■ Challenge
Which lines hold the word "prostowników"? Copy each one.

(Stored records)
--------------------------------
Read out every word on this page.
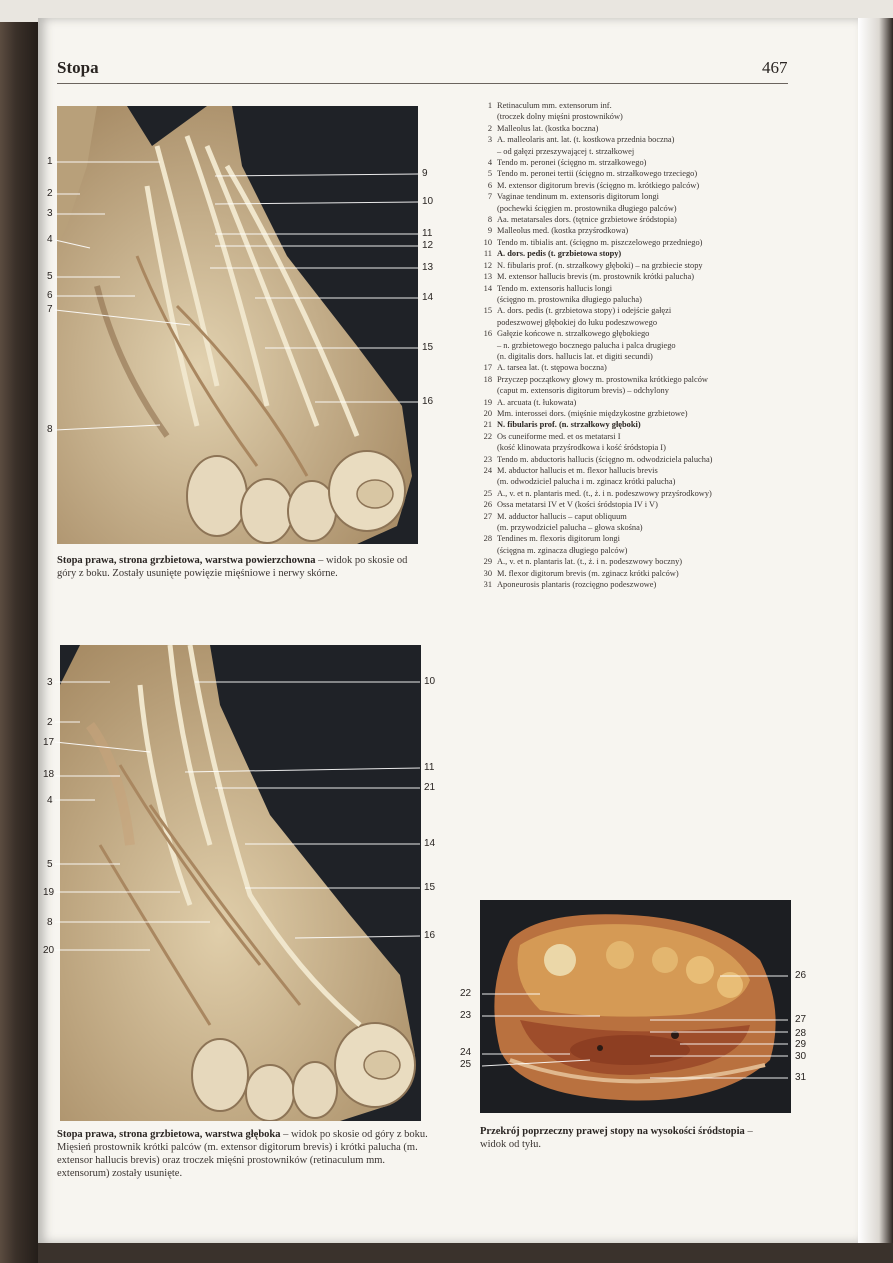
Stopa	467
1
2
3
4
5
6
7
8
9
10
11
12
13
14
15
16
Stopa prawa, strona grzbietowa, warstwa powierzchowna – widok po skosie od góry z boku. Zostały usunięte powięzie mięśniowe i nerwy skórne.
3
2
17
18
4
5
19
8
20
10
11
21
14
15
16
Stopa prawa, strona grzbietowa, warstwa głęboka – widok po skosie od góry z boku. Mięsień prostownik krótki palców (m. extensor digitorum brevis) i krótki palucha (m. extensor hallucis brevis) oraz troczek mięśni prostowników (retinaculum mm. extensorum) zostały usunięte.
22
23
24
25
26
27
28
29
30
31
Przekrój poprzeczny prawej stopy na wysokości śródstopia – widok od tyłu.
1 Retinaculum mm. extensorum inf.
(troczek dolny mięśni prostowników)
2 Malleolus lat. (kostka boczna)
3 A. malleolaris ant. lat. (t. kostkowa przednia boczna)
– od gałęzi przeszywającej t. strzałkowej
4 Tendo m. peronei (ścięgno m. strzałkowego)
5 Tendo m. peronei tertii (ścięgno m. strzałkowego trzeciego)
6 M. extensor digitorum brevis (ścięgno m. krótkiego palców)
7 Vaginae tendinum m. extensoris digitorum longi
(pochewki ścięgien m. prostownika długiego palców)
8 Aa. metatarsales dors. (tętnice grzbietowe śródstopia)
9 Malleolus med. (kostka przyśrodkowa)
10 Tendo m. tibialis ant. (ścięgno m. piszczelowego przedniego)
11 A. dors. pedis (t. grzbietowa stopy)
12 N. fibularis prof. (n. strzałkowy głęboki) – na grzbiecie stopy
13 M. extensor hallucis brevis (m. prostownik krótki palucha)
14 Tendo m. extensoris hallucis longi
(ścięgno m. prostownika długiego palucha)
15 A. dors. pedis (t. grzbietowa stopy) i odejście gałęzi
podeszwowej głębokiej do łuku podeszwowego
16 Gałęzie końcowe n. strzałkowego głębokiego
– n. grzbietowego bocznego palucha i palca drugiego
(n. digitalis dors. hallucis lat. et digiti secundi)
17 A. tarsea lat. (t. stępowa boczna)
18 Przyczep początkowy głowy m. prostownika krótkiego palców
(caput m. extensoris digitorum brevis) – odchylony
19 A. arcuata (t. łukowata)
20 Mm. interossei dors. (mięśnie międzykostne grzbietowe)
21 N. fibularis prof. (n. strzałkowy głęboki)
22 Os cuneiforme med. et os metatarsi I
(kość klinowata przyśrodkowa i kość śródstopia I)
23 Tendo m. abductoris hallucis (ścięgno m. odwodziciela palucha)
24 M. abductor hallucis et m. flexor hallucis brevis
(m. odwodziciel palucha i m. zginacz krótki palucha)
25 A., v. et n. plantaris med. (t., ż. i n. podeszwowy przyśrodkowy)
26 Ossa metatarsi IV et V (kości śródstopia IV i V)
27 M. adductor hallucis – caput obliquum
(m. przywodziciel palucha – głowa skośna)
28 Tendines m. flexoris digitorum longi
(ścięgna m. zginacza długiego palców)
29 A., v. et n. plantaris lat. (t., ż. i n. podeszwowy boczny)
30 M. flexor digitorum brevis (m. zginacz krótki palców)
31 Aponeurosis plantaris (rozcięgno podeszwowe)
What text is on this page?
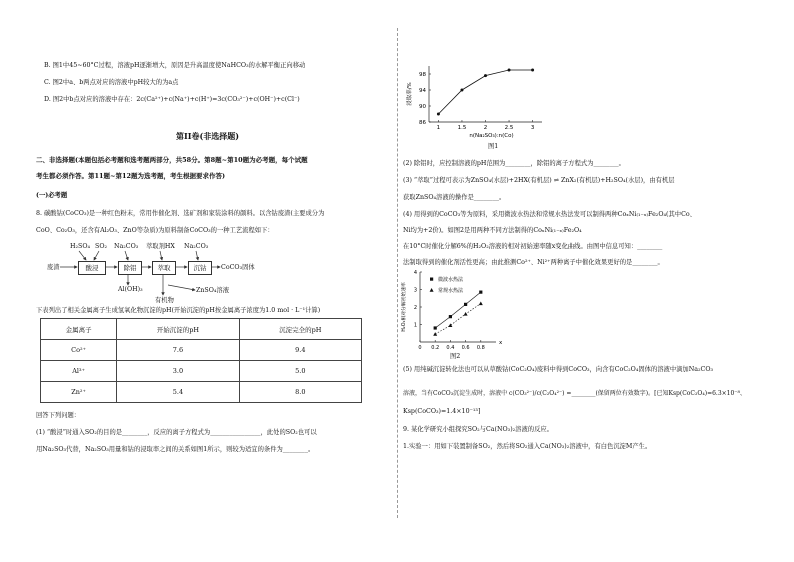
B. 图1中45~60°C过程，溶液pH逐渐增大，原因是升高温度使NaHCO₃的水解平衡正向移动
C. 图2中a、b两点对应的溶液中pH较大的为a点
D. 图2中b点对应的溶液中存在：2c(Ca²⁺)+c(Na⁺)+c(H⁺)=3c(CO₃²⁻)+c(OH⁻)+c(Cl⁻)
第II卷(非选择题)
二、非选择题(本题包括必考题和选考题两部分，共58分。第8题~第10题为必考题，每个试题
考生都必须作答。第11题~第12题为选考题，考生根据要求作答)
(一)必考题
8. 碳酸钴(CoCO₃)是一种红色粉末，常用作催化剂、选矿剂和家装涂料的颜料。以含钴废渣(主要成分为
CoO、Co₂O₃，还含有Al₂O₃、ZnO等杂质)为原料制备CoCO₃的一种工艺流程如下：
H₂SO₄ SO₂ Na₂CO₃ 萃取剂HX Na₂CO₃
废渣	酸浸	除铝	萃取	沉钴	CoCO₃固体
Al(OH)₃
有机物
ZnSO₄溶液
下表列出了相关金属离子生成氢氧化物沉淀的pH(开始沉淀的pH按金属离子浓度为1.0 mol · L⁻¹计算)
金属离子	开始沉淀的pH	沉淀完全的pH
Co²⁺	7.6	9.4
Al³⁺	3.0	5.0
Zn²⁺	5.4	8.0
回答下列问题：
(1) “酸浸”时通入SO₂的目的是________，反应的离子方程式为________________，此处的SO₂也可以
用Na₂SO₃代替，Na₂SO₃用量和钴的浸取率之间的关系如图1所示，则较为适宜的条件为________。
86
90
94
98
1	1.5	2	2.5	3
n(Na₂SO₃):n(Co)
浸取率/%
图1
(2) 除铝时，应控制溶液的pH范围为________，除铝的离子方程式为________。
(3) “萃取”过程可表示为ZnSO₄(水层)+2HX(有机层) ⇌ ZnX₂(有机层)+H₂SO₄(水层)，由有机层
获取ZnSO₄溶液的操作是________。
(4) 用得到的CoCO₃等为原料，采用微波水热法和常规水热法发可以制得两种CoₓNi₍₁₋ₓ₎Fe₂O₄(其中Co、
Ni均为+2价)。如图2是用两种不同方法制得的CoₓNi₍₁₋ₓ₎Fe₂O₄
在10°C时催化分解6%的H₂O₂溶液的相对初始速率随x变化曲线。由图中信息可知：________
法制取得到的催化剂活性更高；由此推测Co²⁺、Ni²⁺两种离子中催化效果更好的是________。
1
2
3
4
0 0.2 0.4 0.6 0.8
x
H₂O₂相对分解初始速率
微波水热法
常规水热法
图2
(5) 用纯碱沉淀转化法也可以从草酸钴(CoC₂O₄)废料中得到CoCO₃，向含有CoC₂O₄固体的溶液中滴加Na₂CO₃
溶液，当有CoCO₃沉淀生成时，溶液中 c(CO₃²⁻)/c(C₂O₄²⁻) =________(保留两位有效数字)。[已知Ksp(CoC₂O₄)=6.3×10⁻⁸、
Ksp(CoCO₃)=1.4×10⁻¹³]
9. 某化学研究小组探究SO₂与Ca(NO₃)₂溶液的反应。
1.实验一：用如下装置制备SO₂，然后将SO₂通入Ca(NO₃)₂溶液中，有白色沉淀M产生。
--------------------------------
■ Reply
Stopa prawa, strona grzbietowa, warstwa głęboka – widok po skosie od góry z boku. Mięsień prostownik krótki palców (m. extensor digitorum brevis) i krótki palucha (m. extensor hallucis brevis) oraz troczek mięśni prostowników (retinaculum mm. extensorum) zostały usunięte.
(troczek dolny mięśni prostowników)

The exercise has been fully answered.